• TASK DIRECTIONS:
Where a line holds the word "material", copy that line.

[Recorded data]
****************************************
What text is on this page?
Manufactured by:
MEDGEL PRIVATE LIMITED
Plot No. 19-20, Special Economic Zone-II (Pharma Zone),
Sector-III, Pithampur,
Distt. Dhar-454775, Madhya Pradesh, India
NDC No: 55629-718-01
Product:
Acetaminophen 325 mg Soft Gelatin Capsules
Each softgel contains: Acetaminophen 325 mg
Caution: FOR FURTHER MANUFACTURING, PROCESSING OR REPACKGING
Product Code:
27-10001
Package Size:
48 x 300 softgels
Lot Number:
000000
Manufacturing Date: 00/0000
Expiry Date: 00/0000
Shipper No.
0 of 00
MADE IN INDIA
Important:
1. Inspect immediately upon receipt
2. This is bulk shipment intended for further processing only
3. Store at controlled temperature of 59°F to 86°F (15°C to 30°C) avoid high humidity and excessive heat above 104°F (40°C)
****************************************
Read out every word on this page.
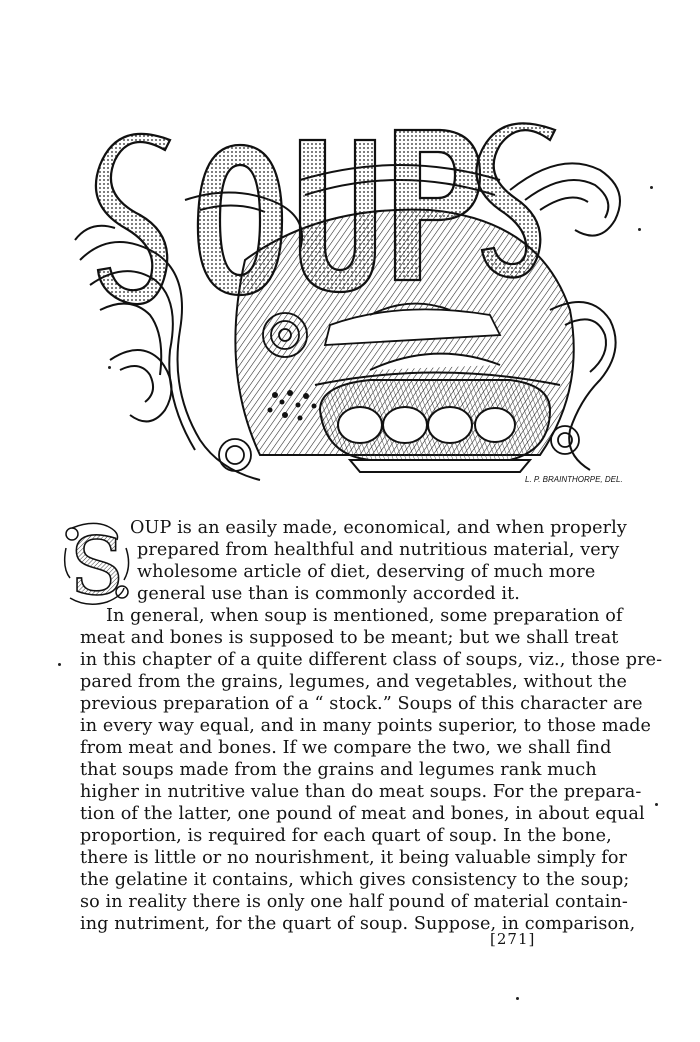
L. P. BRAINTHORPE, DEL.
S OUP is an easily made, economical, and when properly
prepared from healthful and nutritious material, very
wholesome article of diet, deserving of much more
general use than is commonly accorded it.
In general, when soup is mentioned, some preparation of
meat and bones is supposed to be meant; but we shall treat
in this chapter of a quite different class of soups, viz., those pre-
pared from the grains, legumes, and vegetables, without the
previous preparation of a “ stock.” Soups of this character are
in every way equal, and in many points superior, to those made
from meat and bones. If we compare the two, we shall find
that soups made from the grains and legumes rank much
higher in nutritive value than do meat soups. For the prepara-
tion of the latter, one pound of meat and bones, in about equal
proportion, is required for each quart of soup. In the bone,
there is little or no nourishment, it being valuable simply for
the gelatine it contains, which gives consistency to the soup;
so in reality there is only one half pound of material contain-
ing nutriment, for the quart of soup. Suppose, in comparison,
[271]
****************************************
• RESPONSE TO THIS TASK:
prepared from healthful and nutritious material, very
so in reality there is only one half pound of material contain-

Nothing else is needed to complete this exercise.